TEXTO DE ORIGEM>
Governo incentiva presença de adversários e abstenções para garantir quórum - Alagoinhas FM

terça-feira, 1 de agosto de 2017

Governo incentiva presença de adversários e abstenções para garantir quórum

Governo incentiva presença de adversários e abstenções para garantir quórum

Na tentativa de garantir quórum para votar logo a denúncia contra o presidente Michel Temer, que será realizada na Câmara nesta quarta-feira (2), o governo começou a estimular até mesmo a presença de deputados contrários ao peemedebista. Segundo informações do jornal Folha de S. Paulo, na avaliação do Planalto, não deverão ter 342 votos pela continuidade do processo por corrupção passiva -- diante deste cenário, o objetivo é votar rapidamente a admissibilidade da denúncia, para arquivar o caso. Além da presença dos oposicionistas, os líderes governistas pediram aos parlamentares que ameaçavam faltar que eles também marquem presença, declarando abstenção na hora de pronunciar os votos no microfone, mantendo assim o quórum. Com essa articulação, Temer planeja colocar entre 290 e 300 deputados no plenário, de forma a constranger a oposição a também marcar presença, chegando ao número mínimo necessário para realizar a votação. Caso o plano não dê certo, já que a oposição planeja obstruir a votação, os deputados da base aliada pretendem culpar o PT e outros partidos pelo fracasso da votação, atribuindo a eles a ampliação da instabilidade no país. Mesmo com a postura mais flexível, o Planalto tenta ainda angariar apoios para um placar de 257 votos a favor do presidente, o que corresponde à metade do plenário. Neste sentido, Temer voltou a sinalizar, em conversas recentes, que deve redistribuir os espaços no governo, em troca de aliados à sua defesa. Isso inclui investimento em votos do PSB e PSDB, que aumentaram a oposição ao governo. "Quem está verdadeiramente com o presidente deve votar contra a denúncia", diz o líder do governo no Congresso, André Moura (PSC-SE). Em entrevista ao Bahia Notícias, o deputado federal Darcísio Perondi (PMDB-RS), integrante da "tropa de choque" do presidente, foi mais explícito a eventuais sanções em caso de traição . "Ele tem dez, 12 cargos, e não quer vir, está fazendo opção dele. No PMDB vão ser expulsos".

(Registros do conjunto de dados)

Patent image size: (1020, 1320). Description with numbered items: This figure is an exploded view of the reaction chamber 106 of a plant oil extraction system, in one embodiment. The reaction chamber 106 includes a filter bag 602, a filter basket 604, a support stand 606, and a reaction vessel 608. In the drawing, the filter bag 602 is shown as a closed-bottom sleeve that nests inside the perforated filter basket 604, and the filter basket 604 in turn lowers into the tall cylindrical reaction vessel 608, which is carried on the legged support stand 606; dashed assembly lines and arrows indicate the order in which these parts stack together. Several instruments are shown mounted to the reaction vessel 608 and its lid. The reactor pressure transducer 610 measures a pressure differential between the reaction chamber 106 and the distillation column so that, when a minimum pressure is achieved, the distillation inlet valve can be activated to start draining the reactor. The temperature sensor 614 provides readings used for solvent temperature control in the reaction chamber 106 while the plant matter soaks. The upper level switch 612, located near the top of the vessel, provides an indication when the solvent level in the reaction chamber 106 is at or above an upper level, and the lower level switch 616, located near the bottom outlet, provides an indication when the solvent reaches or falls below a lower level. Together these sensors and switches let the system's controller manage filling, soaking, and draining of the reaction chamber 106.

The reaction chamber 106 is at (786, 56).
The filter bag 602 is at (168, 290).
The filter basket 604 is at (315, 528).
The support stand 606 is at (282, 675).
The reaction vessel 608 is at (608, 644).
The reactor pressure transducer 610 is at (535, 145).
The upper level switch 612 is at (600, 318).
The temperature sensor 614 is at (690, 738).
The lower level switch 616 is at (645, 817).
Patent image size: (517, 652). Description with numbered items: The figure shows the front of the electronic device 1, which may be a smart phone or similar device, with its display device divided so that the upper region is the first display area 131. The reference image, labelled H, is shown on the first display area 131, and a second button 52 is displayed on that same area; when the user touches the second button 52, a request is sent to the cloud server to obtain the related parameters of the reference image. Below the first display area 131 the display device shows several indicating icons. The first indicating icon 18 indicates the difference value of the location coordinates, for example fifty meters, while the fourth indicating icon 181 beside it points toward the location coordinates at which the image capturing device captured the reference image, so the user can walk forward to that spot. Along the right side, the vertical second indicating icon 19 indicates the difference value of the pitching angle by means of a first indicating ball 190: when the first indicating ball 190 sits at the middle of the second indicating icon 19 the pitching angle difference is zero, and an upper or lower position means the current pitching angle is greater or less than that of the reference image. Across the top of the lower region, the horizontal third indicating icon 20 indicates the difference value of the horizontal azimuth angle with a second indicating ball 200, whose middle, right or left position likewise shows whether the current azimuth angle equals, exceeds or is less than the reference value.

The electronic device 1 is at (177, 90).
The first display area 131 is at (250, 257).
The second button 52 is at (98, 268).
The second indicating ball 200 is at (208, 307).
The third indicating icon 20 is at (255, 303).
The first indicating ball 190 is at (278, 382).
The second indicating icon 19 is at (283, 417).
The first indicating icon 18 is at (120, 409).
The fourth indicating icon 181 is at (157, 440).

TAREFA>
Responda com base na notícia sobre o quórum na Câmara:
(a) Em que dia da semana a denúncia contra Michel Temer seria votada na Câmara?
(b) Quantos deputados Temer planeja colocar no plenário?
(c) Quem é o líder do governo no Congresso citado na notícia?
O material não tem relação com a notícia.

SUA RESPOSTA>
(a) Na quarta-feira (2).
(b) Entre 290 e 300 deputados.
(c) André Moura (PSC-SE).